(AIM OF THE TASK): Transcribe the entries below exactly; leave every image out.

### RAW RECORDS

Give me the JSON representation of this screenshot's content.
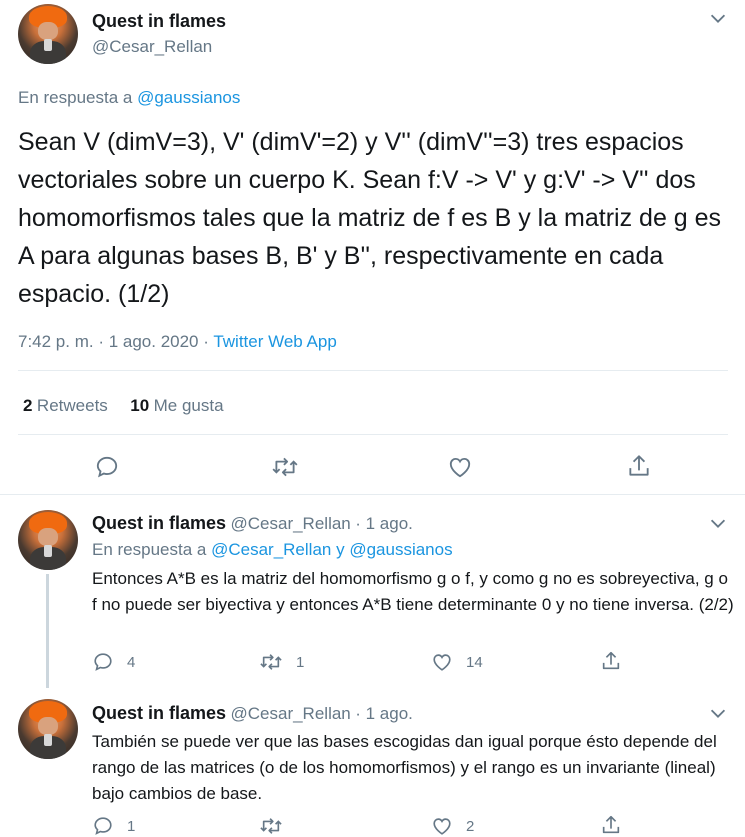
{
  "main_tweet": {
    "author_name": "Quest in flames",
    "author_handle": "@Cesar_Rellan",
    "reply_prefix": "En respuesta a",
    "reply_to": "@gaussianos",
    "text": "Sean V (dimV=3), V' (dimV'=2) y V'' (dimV''=3) tres espacios vectoriales sobre un cuerpo K. Sean f:V -> V' y g:V' -> V'' dos homomorfismos tales que la matriz de f es B y la matriz de g es A para algunas bases B, B' y B'', respectivamente en cada espacio. (1/2)",
    "time": "7:42 p. m. · 1 ago. 2020 ·",
    "source": "Twitter Web App",
    "retweets_count": "2",
    "retweets_label": "Retweets",
    "likes_count": "10",
    "likes_label": "Me gusta"
  },
  "replies": [
    {
      "author_name": "Quest in flames",
      "author_handle": "@Cesar_Rellan",
      "date": "· 1 ago.",
      "reply_prefix": "En respuesta a",
      "reply_to_1": "@Cesar_Rellan",
      "reply_joiner": "y",
      "reply_to_2": "@gaussianos",
      "text": "Entonces A*B es la matriz del homomorfismo g o f, y como g no es sobreyectiva, g o f no puede ser biyectiva y entonces A*B tiene determinante 0 y no tiene inversa. (2/2)",
      "reply_count": "4",
      "retweet_count": "1",
      "like_count": "14"
    },
    {
      "author_name": "Quest in flames",
      "author_handle": "@Cesar_Rellan",
      "date": "· 1 ago.",
      "text": "También se puede ver que las bases escogidas dan igual porque ésto depende del rango de las matrices (o de los homomorfismos) y el rango es un invariante (lineal) bajo cambios de base.",
      "reply_count": "1",
      "retweet_count": "",
      "like_count": "2"
    }
  ],
  "colors": {
    "text": "#14171a",
    "secondary": "#657786",
    "link": "#1b95e0",
    "divider": "#e6ecf0"
  }
}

######

(TASK RESPONSE):
Give me the JSON representation of this screenshot's content.
{
  "main_tweet": {
    "author_name": "Quest in flames",
    "author_handle": "@Cesar_Rellan",
    "reply_prefix": "En respuesta a",
    "reply_to": "@gaussianos",
    "text": "Sean V (dimV=3), V' (dimV'=2) y V'' (dimV''=3) tres espacios vectoriales sobre un cuerpo K. Sean f:V -> V' y g:V' -> V'' dos homomorfismos tales que la matriz de f es B y la matriz de g es A para algunas bases B, B' y B'', respectivamente en cada espacio. (1/2)",
    "time": "7:42 p. m. · 1 ago. 2020 ·",
    "source": "Twitter Web App",
    "retweets_count": "2",
    "retweets_label": "Retweets",
    "likes_count": "10",
    "likes_label": "Me gusta"
  },
  "replies": [
    {
      "author_name": "Quest in flames",
      "author_handle": "@Cesar_Rellan",
      "date": "· 1 ago.",
      "reply_prefix": "En respuesta a",
      "reply_to_1": "@Cesar_Rellan",
      "reply_joiner": "y",
      "reply_to_2": "@gaussianos",
      "text": "Entonces A*B es la matriz del homomorfismo g o f, y como g no es sobreyectiva, g o f no puede ser biyectiva y entonces A*B tiene determinante 0 y no tiene inversa. (2/2)",
      "reply_count": "4",
      "retweet_count": "1",
      "like_count": "14"
    },
    {
      "author_name": "Quest in flames",
      "author_handle": "@Cesar_Rellan",
      "date": "· 1 ago.",
      "text": "También se puede ver que las bases escogidas dan igual porque ésto depende del rango de las matrices (o de los homomorfismos) y el rango es un invariante (lineal) bajo cambios de base.",
      "reply_count": "1",
      "retweet_count": "",
      "like_count": "2"
    }
  ],
  "colors": {
    "text": "#14171a",
    "secondary": "#657786",
    "link": "#1b95e0",
    "divider": "#e6ecf0"
  }
}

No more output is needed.